Dataset records:
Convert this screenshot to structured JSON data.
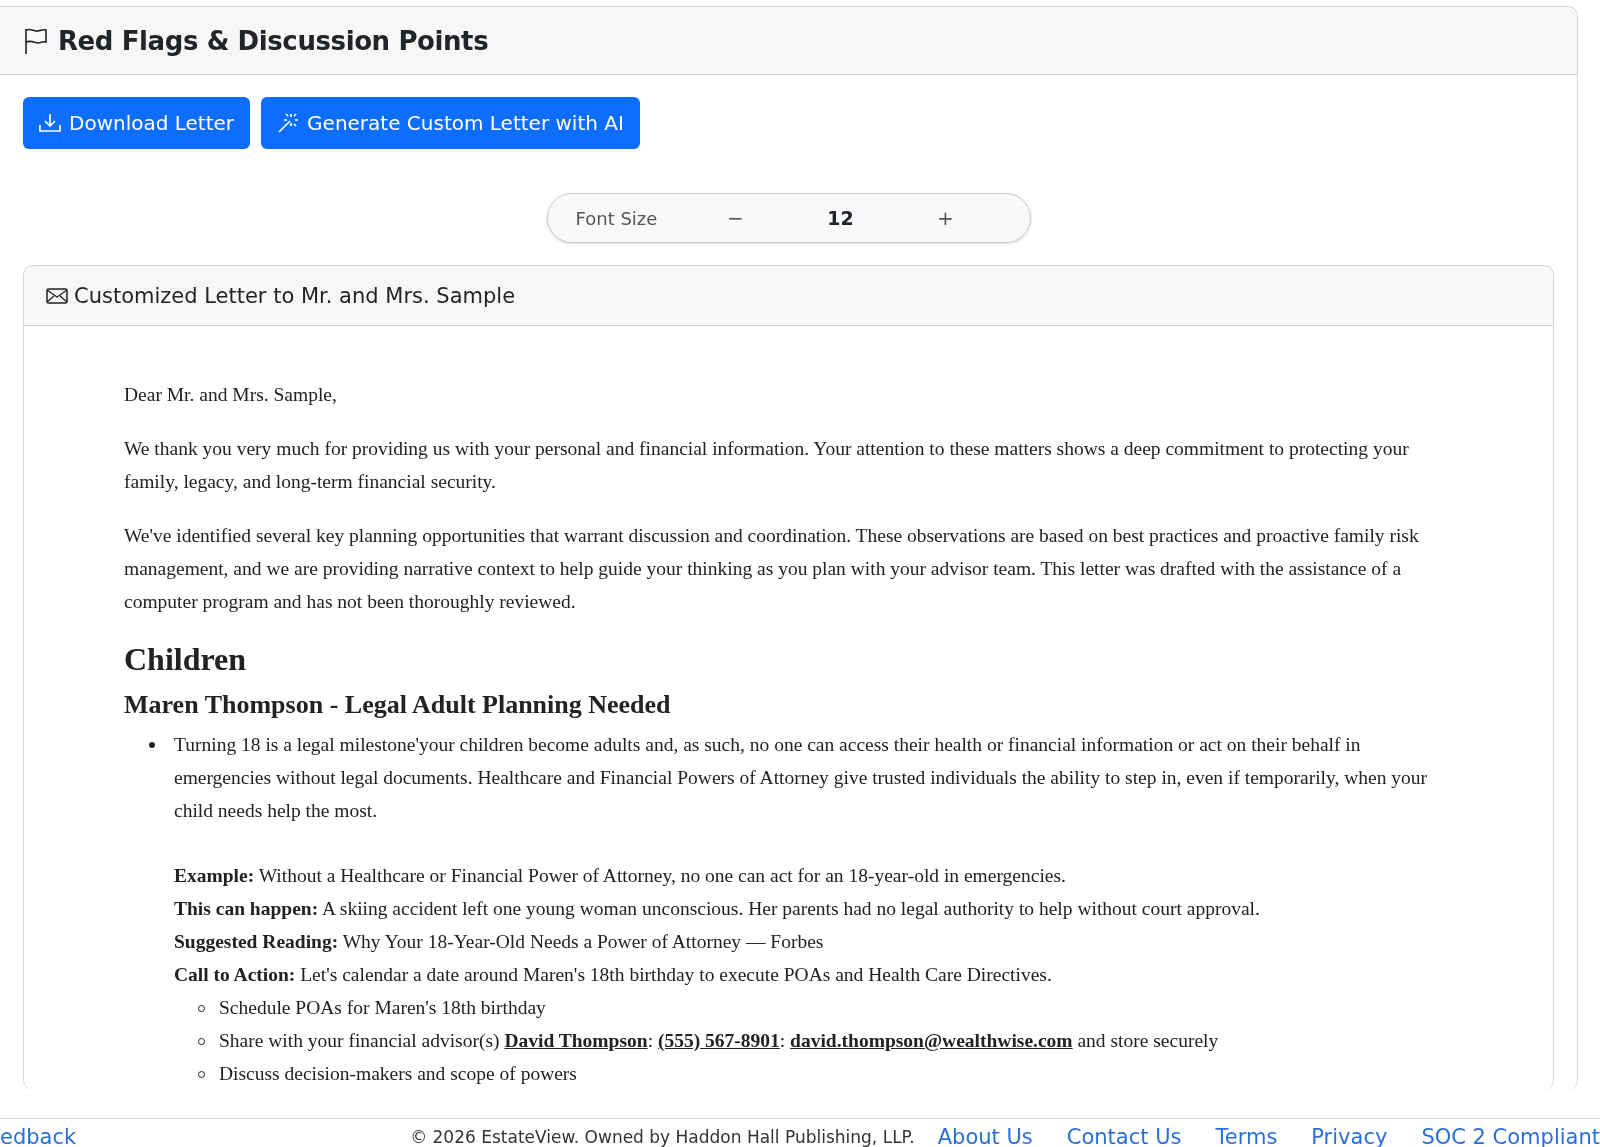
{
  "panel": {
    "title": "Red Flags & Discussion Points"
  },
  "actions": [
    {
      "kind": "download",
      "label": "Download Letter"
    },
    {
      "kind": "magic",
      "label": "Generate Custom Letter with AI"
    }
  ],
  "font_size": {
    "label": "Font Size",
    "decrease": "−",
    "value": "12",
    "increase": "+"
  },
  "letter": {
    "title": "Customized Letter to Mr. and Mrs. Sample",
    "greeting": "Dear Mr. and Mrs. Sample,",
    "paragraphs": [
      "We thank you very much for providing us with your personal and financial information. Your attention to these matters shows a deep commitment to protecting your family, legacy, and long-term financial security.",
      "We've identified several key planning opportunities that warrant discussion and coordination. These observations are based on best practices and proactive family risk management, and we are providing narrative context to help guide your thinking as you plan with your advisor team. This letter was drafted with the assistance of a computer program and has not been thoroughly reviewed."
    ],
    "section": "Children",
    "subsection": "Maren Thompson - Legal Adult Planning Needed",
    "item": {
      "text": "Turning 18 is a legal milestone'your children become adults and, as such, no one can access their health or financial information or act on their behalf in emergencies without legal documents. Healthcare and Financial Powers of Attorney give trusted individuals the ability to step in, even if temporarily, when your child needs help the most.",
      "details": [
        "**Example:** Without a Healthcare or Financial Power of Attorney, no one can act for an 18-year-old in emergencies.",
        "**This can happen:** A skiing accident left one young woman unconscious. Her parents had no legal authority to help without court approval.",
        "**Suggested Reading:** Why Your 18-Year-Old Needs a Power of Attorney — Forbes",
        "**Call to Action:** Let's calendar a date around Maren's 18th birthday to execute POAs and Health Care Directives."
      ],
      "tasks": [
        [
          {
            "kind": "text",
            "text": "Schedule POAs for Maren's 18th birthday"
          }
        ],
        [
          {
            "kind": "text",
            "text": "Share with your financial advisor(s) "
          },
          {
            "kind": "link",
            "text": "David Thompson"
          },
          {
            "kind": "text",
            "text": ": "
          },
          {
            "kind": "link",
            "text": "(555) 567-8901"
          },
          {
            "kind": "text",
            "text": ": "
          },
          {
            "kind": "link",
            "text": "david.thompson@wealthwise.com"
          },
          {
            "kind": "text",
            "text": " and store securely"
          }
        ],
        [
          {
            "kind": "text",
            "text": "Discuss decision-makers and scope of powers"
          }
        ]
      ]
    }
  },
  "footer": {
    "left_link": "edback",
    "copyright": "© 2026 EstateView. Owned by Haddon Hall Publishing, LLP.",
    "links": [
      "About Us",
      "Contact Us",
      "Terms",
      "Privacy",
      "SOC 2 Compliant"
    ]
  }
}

**What the exercise asks**
Gather each line from the entries above that includes the word "POAs".

**Worked solution**
        "**Call to Action:** Let's calendar a date around Maren's 18th birthday to execute POAs and Health Care Directives."
            "text": "Schedule POAs for Maren's 18th birthday"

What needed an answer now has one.